_Given data_.
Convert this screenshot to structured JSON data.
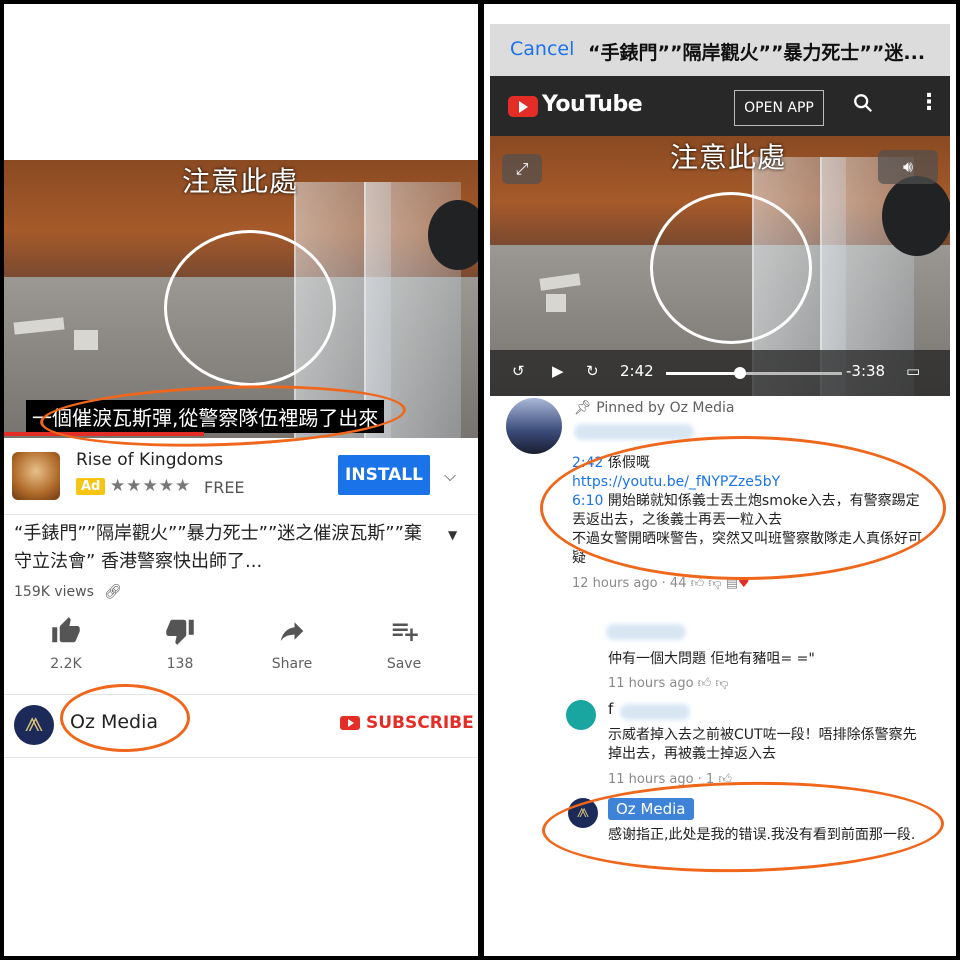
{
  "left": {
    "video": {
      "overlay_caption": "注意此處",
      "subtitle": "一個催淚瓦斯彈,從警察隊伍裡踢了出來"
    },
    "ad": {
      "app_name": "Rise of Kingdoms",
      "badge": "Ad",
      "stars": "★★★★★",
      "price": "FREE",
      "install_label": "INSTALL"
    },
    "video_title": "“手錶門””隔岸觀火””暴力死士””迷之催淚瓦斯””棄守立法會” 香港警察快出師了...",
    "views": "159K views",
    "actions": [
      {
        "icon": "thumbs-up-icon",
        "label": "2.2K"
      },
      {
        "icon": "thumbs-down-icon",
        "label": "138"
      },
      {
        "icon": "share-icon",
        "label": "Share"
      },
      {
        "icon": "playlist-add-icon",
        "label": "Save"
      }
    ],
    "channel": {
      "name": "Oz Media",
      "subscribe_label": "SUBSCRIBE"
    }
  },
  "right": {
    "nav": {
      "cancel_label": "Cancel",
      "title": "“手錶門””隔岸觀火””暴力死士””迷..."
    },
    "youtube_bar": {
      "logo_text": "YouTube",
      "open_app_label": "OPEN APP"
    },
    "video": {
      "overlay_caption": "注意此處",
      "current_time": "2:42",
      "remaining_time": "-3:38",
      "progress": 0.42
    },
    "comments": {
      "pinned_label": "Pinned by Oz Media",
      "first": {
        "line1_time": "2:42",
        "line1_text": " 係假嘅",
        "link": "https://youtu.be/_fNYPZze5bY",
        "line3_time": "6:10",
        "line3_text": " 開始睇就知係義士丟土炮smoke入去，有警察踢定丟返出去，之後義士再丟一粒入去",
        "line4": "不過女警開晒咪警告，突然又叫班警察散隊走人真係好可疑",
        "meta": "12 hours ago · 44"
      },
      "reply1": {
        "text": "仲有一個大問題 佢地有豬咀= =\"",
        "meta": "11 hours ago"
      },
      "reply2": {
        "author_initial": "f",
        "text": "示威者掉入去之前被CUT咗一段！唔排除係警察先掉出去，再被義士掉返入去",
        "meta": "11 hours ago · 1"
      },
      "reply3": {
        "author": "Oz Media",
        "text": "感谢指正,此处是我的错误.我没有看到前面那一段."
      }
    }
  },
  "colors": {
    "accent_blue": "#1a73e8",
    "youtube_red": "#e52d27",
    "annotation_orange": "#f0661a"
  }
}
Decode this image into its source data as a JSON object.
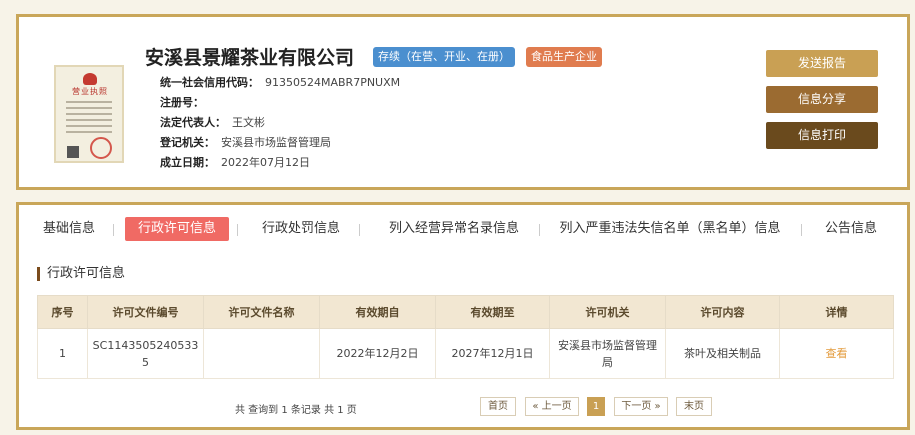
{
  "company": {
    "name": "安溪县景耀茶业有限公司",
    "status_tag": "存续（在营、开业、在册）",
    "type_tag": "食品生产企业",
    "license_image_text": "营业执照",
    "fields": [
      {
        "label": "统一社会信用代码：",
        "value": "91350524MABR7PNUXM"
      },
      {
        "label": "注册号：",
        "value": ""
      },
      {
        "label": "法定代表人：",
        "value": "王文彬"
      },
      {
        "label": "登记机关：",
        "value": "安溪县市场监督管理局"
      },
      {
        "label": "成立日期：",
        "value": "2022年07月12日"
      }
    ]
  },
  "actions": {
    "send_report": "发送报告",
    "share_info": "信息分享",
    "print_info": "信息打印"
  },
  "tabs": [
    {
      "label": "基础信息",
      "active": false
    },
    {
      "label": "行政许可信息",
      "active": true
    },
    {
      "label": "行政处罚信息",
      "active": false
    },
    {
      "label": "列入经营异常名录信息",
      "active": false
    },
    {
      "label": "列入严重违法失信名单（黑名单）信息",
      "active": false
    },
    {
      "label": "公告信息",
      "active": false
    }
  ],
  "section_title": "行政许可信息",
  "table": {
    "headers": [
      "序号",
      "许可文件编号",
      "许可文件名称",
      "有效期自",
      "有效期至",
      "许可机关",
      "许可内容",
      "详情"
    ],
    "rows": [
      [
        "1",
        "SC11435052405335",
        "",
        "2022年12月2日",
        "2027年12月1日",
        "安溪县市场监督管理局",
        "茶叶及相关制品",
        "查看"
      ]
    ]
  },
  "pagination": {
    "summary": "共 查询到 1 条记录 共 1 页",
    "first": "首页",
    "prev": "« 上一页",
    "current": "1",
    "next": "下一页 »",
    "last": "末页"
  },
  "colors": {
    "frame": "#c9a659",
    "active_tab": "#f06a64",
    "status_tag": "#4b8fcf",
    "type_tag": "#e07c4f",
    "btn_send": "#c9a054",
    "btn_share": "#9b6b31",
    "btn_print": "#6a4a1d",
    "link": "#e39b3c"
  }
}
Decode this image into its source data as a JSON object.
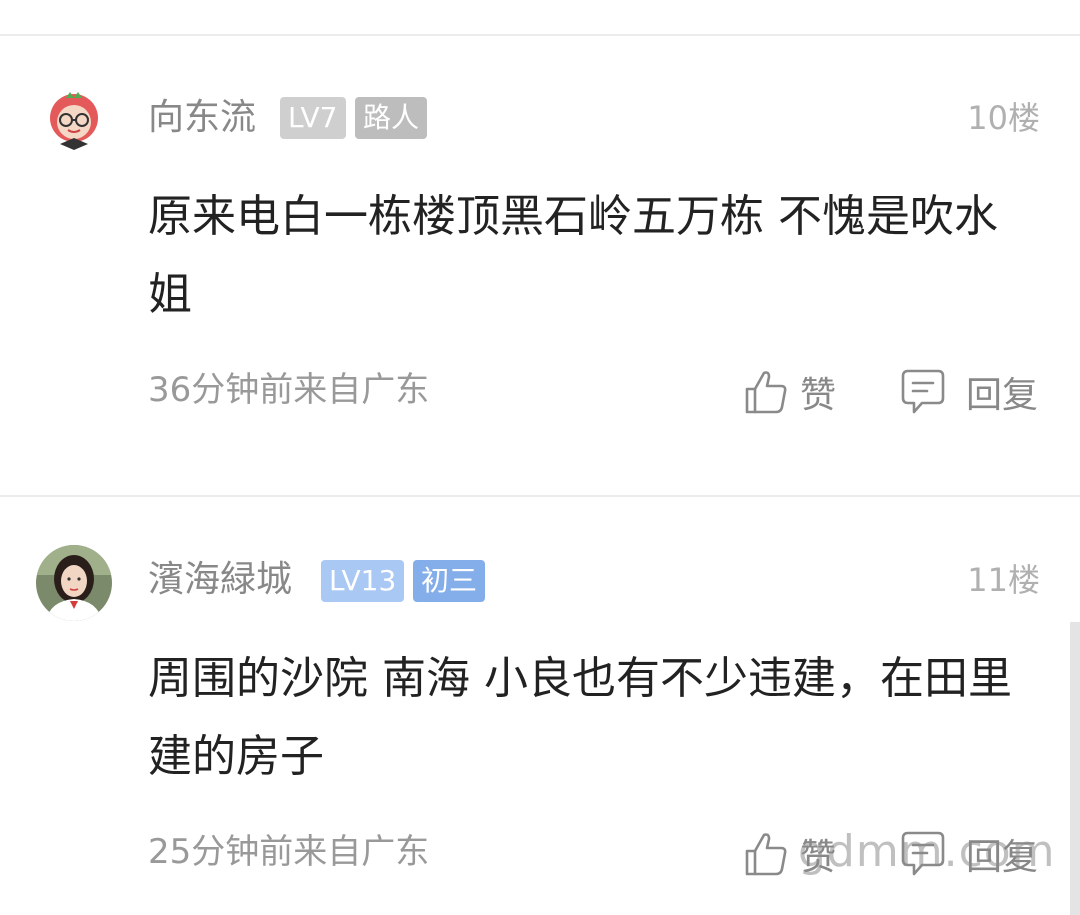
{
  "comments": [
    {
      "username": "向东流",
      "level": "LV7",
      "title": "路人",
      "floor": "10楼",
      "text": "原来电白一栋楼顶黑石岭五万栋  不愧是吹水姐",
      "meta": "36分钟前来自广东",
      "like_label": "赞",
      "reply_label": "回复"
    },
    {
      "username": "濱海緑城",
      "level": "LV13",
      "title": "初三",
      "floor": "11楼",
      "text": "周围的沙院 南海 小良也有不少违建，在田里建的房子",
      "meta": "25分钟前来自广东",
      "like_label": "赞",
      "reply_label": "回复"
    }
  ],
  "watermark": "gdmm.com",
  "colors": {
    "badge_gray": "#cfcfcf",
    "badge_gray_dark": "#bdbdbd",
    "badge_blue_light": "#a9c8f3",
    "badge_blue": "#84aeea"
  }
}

_Goal_. Write out each entry exactly as given, omitting any picture.

_Answer to this problem_.
Convert this screenshot to structured JSON data.
{
  "left": {
    "video": {
      "overlay_caption": "注意此處",
      "subtitle": "一個催淚瓦斯彈,從警察隊伍裡踢了出來"
    },
    "ad": {
      "app_name": "Rise of Kingdoms",
      "badge": "Ad",
      "stars": "★★★★★",
      "price": "FREE",
      "install_label": "INSTALL"
    },
    "video_title": "“手錶門””隔岸觀火””暴力死士””迷之催淚瓦斯””棄守立法會” 香港警察快出師了...",
    "views": "159K views",
    "actions": [
      {
        "icon": "thumbs-up-icon",
        "label": "2.2K"
      },
      {
        "icon": "thumbs-down-icon",
        "label": "138"
      },
      {
        "icon": "share-icon",
        "label": "Share"
      },
      {
        "icon": "playlist-add-icon",
        "label": "Save"
      }
    ],
    "channel": {
      "name": "Oz Media",
      "subscribe_label": "SUBSCRIBE"
    }
  },
  "right": {
    "nav": {
      "cancel_label": "Cancel",
      "title": "“手錶門””隔岸觀火””暴力死士””迷..."
    },
    "youtube_bar": {
      "logo_text": "YouTube",
      "open_app_label": "OPEN APP"
    },
    "video": {
      "overlay_caption": "注意此處",
      "current_time": "2:42",
      "remaining_time": "-3:38",
      "progress": 0.42
    },
    "comments": {
      "pinned_label": "Pinned by Oz Media",
      "first": {
        "line1_time": "2:42",
        "line1_text": " 係假嘅",
        "link": "https://youtu.be/_fNYPZze5bY",
        "line3_time": "6:10",
        "line3_text": " 開始睇就知係義士丟土炮smoke入去，有警察踢定丟返出去，之後義士再丟一粒入去",
        "line4": "不過女警開晒咪警告，突然又叫班警察散隊走人真係好可疑",
        "meta": "12 hours ago · 44"
      },
      "reply1": {
        "text": "仲有一個大問題 佢地有豬咀= =\"",
        "meta": "11 hours ago"
      },
      "reply2": {
        "author_initial": "f",
        "text": "示威者掉入去之前被CUT咗一段！唔排除係警察先掉出去，再被義士掉返入去",
        "meta": "11 hours ago · 1"
      },
      "reply3": {
        "author": "Oz Media",
        "text": "感谢指正,此处是我的错误.我没有看到前面那一段."
      }
    }
  },
  "colors": {
    "accent_blue": "#1a73e8",
    "youtube_red": "#e52d27",
    "annotation_orange": "#f0661a"
  }
}
Decode this image into its source data as a JSON object.
{
  "company": {
    "name": "安溪县景耀茶业有限公司",
    "status_tag": "存续（在营、开业、在册）",
    "type_tag": "食品生产企业",
    "license_image_text": "营业执照",
    "fields": [
      {
        "label": "统一社会信用代码：",
        "value": "91350524MABR7PNUXM"
      },
      {
        "label": "注册号：",
        "value": ""
      },
      {
        "label": "法定代表人：",
        "value": "王文彬"
      },
      {
        "label": "登记机关：",
        "value": "安溪县市场监督管理局"
      },
      {
        "label": "成立日期：",
        "value": "2022年07月12日"
      }
    ]
  },
  "actions": {
    "send_report": "发送报告",
    "share_info": "信息分享",
    "print_info": "信息打印"
  },
  "tabs": [
    {
      "label": "基础信息",
      "active": false
    },
    {
      "label": "行政许可信息",
      "active": true
    },
    {
      "label": "行政处罚信息",
      "active": false
    },
    {
      "label": "列入经营异常名录信息",
      "active": false
    },
    {
      "label": "列入严重违法失信名单（黑名单）信息",
      "active": false
    },
    {
      "label": "公告信息",
      "active": false
    }
  ],
  "section_title": "行政许可信息",
  "table": {
    "headers": [
      "序号",
      "许可文件编号",
      "许可文件名称",
      "有效期自",
      "有效期至",
      "许可机关",
      "许可内容",
      "详情"
    ],
    "rows": [
      [
        "1",
        "SC11435052405335",
        "",
        "2022年12月2日",
        "2027年12月1日",
        "安溪县市场监督管理局",
        "茶叶及相关制品",
        "查看"
      ]
    ]
  },
  "pagination": {
    "summary": "共 查询到 1 条记录 共 1 页",
    "first": "首页",
    "prev": "« 上一页",
    "current": "1",
    "next": "下一页 »",
    "last": "末页"
  },
  "colors": {
    "frame": "#c9a659",
    "active_tab": "#f06a64",
    "status_tag": "#4b8fcf",
    "type_tag": "#e07c4f",
    "btn_send": "#c9a054",
    "btn_share": "#9b6b31",
    "btn_print": "#6a4a1d",
    "link": "#e39b3c"
  }
}
Decode this image into its source data as a JSON object.
{
  "comments": [
    {
      "username": "向东流",
      "level": "LV7",
      "title": "路人",
      "floor": "10楼",
      "text": "原来电白一栋楼顶黑石岭五万栋  不愧是吹水姐",
      "meta": "36分钟前来自广东",
      "like_label": "赞",
      "reply_label": "回复"
    },
    {
      "username": "濱海緑城",
      "level": "LV13",
      "title": "初三",
      "floor": "11楼",
      "text": "周围的沙院 南海 小良也有不少违建，在田里建的房子",
      "meta": "25分钟前来自广东",
      "like_label": "赞",
      "reply_label": "回复"
    }
  ],
  "watermark": "gdmm.com",
  "colors": {
    "badge_gray": "#cfcfcf",
    "badge_gray_dark": "#bdbdbd",
    "badge_blue_light": "#a9c8f3",
    "badge_blue": "#84aeea"
  }
}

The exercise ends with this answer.